* _RECORDS SUPPLIED_:

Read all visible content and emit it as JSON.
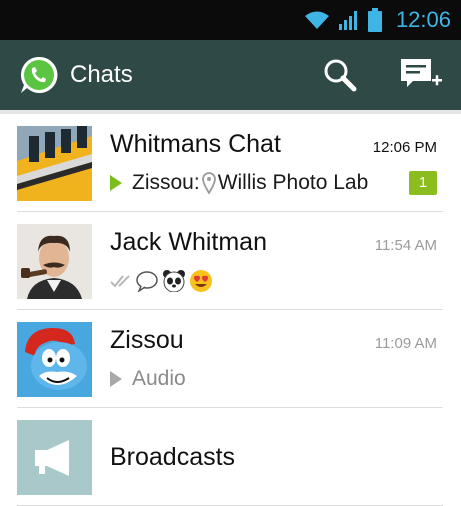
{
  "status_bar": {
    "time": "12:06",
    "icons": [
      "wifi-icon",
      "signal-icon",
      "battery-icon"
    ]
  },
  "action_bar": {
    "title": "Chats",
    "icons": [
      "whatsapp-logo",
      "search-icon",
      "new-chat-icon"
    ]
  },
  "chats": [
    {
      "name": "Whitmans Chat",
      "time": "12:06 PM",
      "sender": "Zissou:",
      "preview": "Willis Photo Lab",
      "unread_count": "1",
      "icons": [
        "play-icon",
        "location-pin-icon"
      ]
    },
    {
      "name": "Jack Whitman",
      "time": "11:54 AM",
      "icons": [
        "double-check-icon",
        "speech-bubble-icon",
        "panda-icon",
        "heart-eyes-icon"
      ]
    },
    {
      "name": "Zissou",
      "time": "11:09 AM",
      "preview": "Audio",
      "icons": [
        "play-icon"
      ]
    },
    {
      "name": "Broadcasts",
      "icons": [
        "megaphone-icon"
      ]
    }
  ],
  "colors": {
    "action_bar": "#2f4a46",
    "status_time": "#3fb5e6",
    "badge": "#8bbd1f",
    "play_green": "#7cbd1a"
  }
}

==

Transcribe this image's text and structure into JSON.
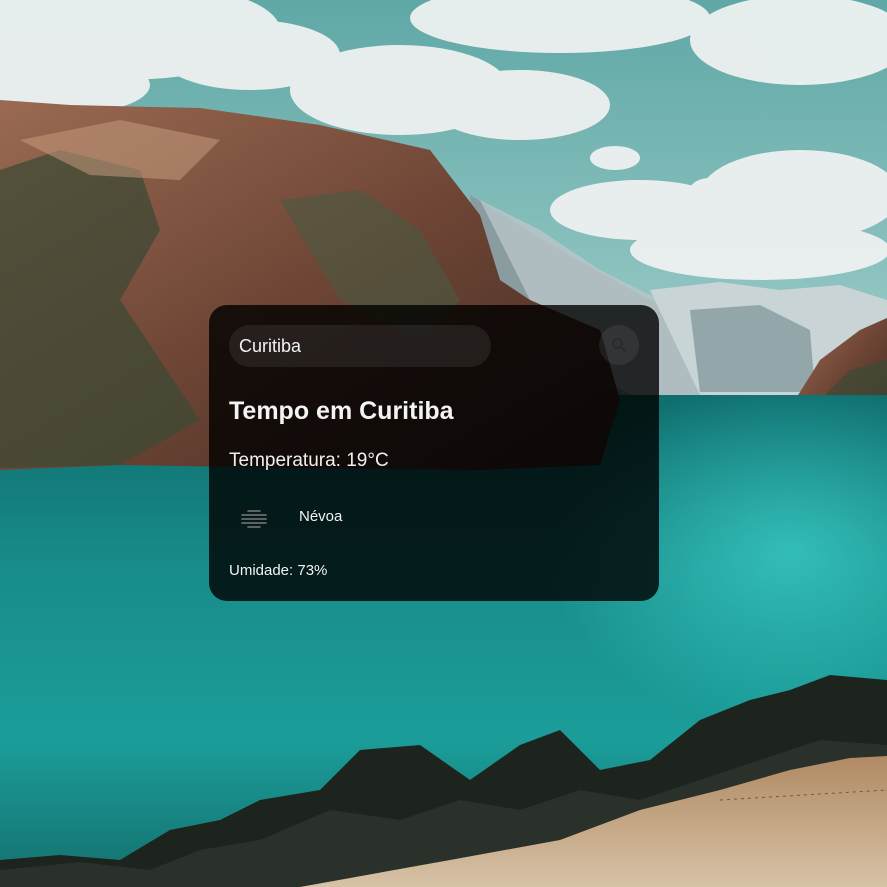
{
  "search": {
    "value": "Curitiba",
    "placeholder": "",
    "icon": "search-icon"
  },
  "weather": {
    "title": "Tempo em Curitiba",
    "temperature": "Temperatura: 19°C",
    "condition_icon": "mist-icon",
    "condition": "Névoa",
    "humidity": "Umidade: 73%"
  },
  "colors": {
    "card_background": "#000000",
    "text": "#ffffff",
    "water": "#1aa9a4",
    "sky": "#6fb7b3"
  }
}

* _WHAT YOU HAVE TO DO_:
Report the number of lines in the listing where the string "search" appears, and nothing besides.

* _RESULT_:
3